## Extracted entries
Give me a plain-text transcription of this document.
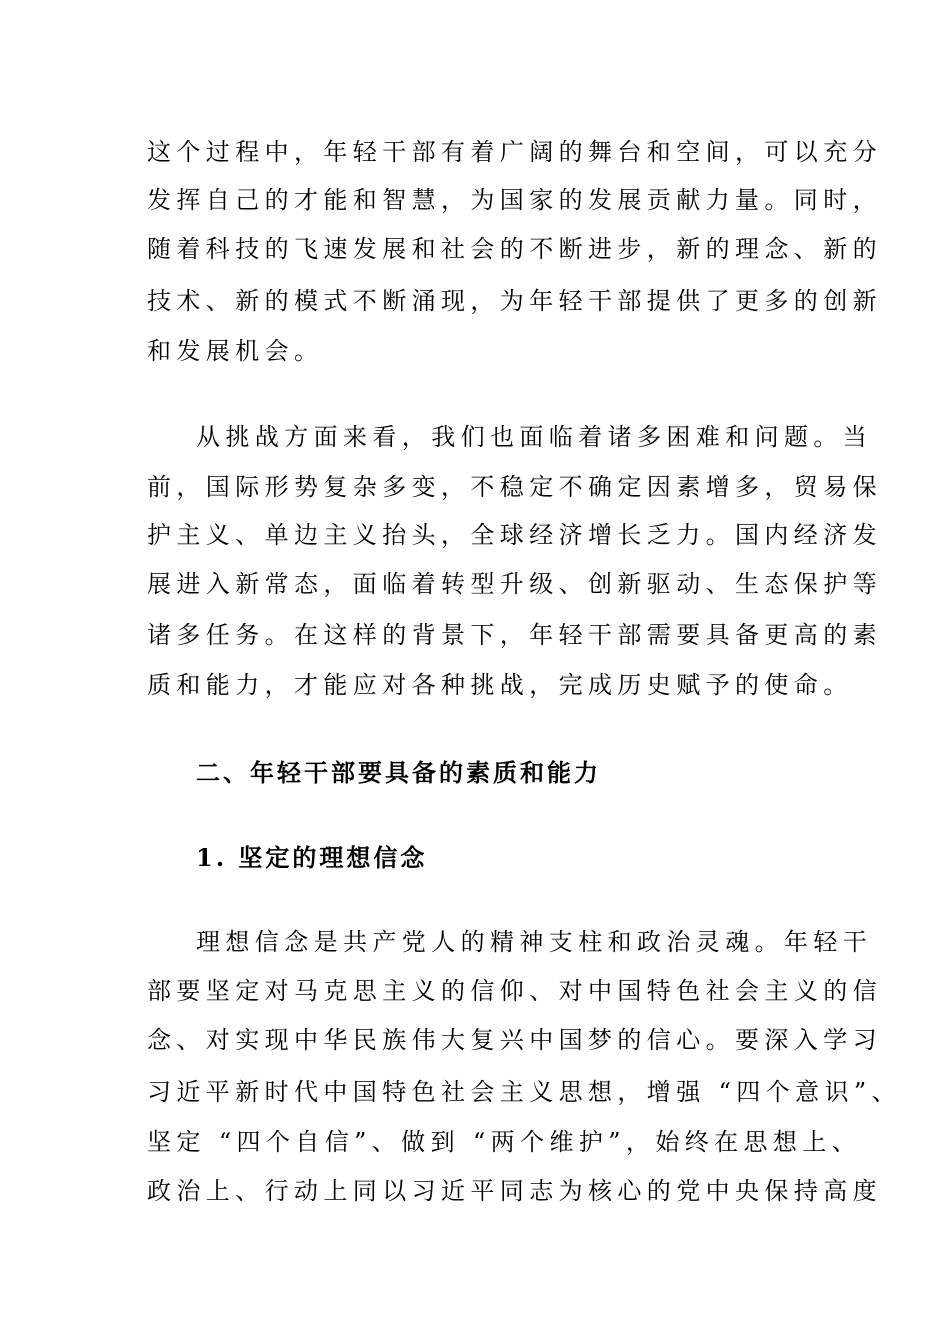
这个过程中，年轻干部有着广阔的舞台和空间，可以充分
发挥自己的才能和智慧，为国家的发展贡献力量。同时，
随着科技的飞速发展和社会的不断进步，新的理念、新的
技术、新的模式不断涌现，为年轻干部提供了更多的创新
和发展机会。
从挑战方面来看，我们也面临着诸多困难和问题。当
前，国际形势复杂多变，不稳定不确定因素增多，贸易保
护主义、单边主义抬头，全球经济增长乏力。国内经济发
展进入新常态，面临着转型升级、创新驱动、生态保护等
诸多任务。在这样的背景下，年轻干部需要具备更高的素
质和能力，才能应对各种挑战，完成历史赋予的使命。
二、年轻干部要具备的素质和能力
1. 坚定的理想信念
理想信念是共产党人的精神支柱和政治灵魂。年轻干
部要坚定对马克思主义的信仰、对中国特色社会主义的信
念、对实现中华民族伟大复兴中国梦的信心。要深入学习
习近平新时代中国特色社会主义思想，增强 “四个意识”、
坚定 “四个自信”、做到 “两个维护”，始终在思想上、
政治上、行动上同以习近平同志为核心的党中央保持高度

## What you are asked to do
Leaving the pictures aside, transcribe the entire listing exactly.

## Task output
Give me a plain-text transcription of this document.
这个过程中，年轻干部有着广阔的舞台和空间，可以充分
发挥自己的才能和智慧，为国家的发展贡献力量。同时，
随着科技的飞速发展和社会的不断进步，新的理念、新的
技术、新的模式不断涌现，为年轻干部提供了更多的创新
和发展机会。
从挑战方面来看，我们也面临着诸多困难和问题。当
前，国际形势复杂多变，不稳定不确定因素增多，贸易保
护主义、单边主义抬头，全球经济增长乏力。国内经济发
展进入新常态，面临着转型升级、创新驱动、生态保护等
诸多任务。在这样的背景下，年轻干部需要具备更高的素
质和能力，才能应对各种挑战，完成历史赋予的使命。
二、年轻干部要具备的素质和能力
1. 坚定的理想信念
理想信念是共产党人的精神支柱和政治灵魂。年轻干
部要坚定对马克思主义的信仰、对中国特色社会主义的信
念、对实现中华民族伟大复兴中国梦的信心。要深入学习
习近平新时代中国特色社会主义思想，增强 “四个意识”、
坚定 “四个自信”、做到 “两个维护”，始终在思想上、
政治上、行动上同以习近平同志为核心的党中央保持高度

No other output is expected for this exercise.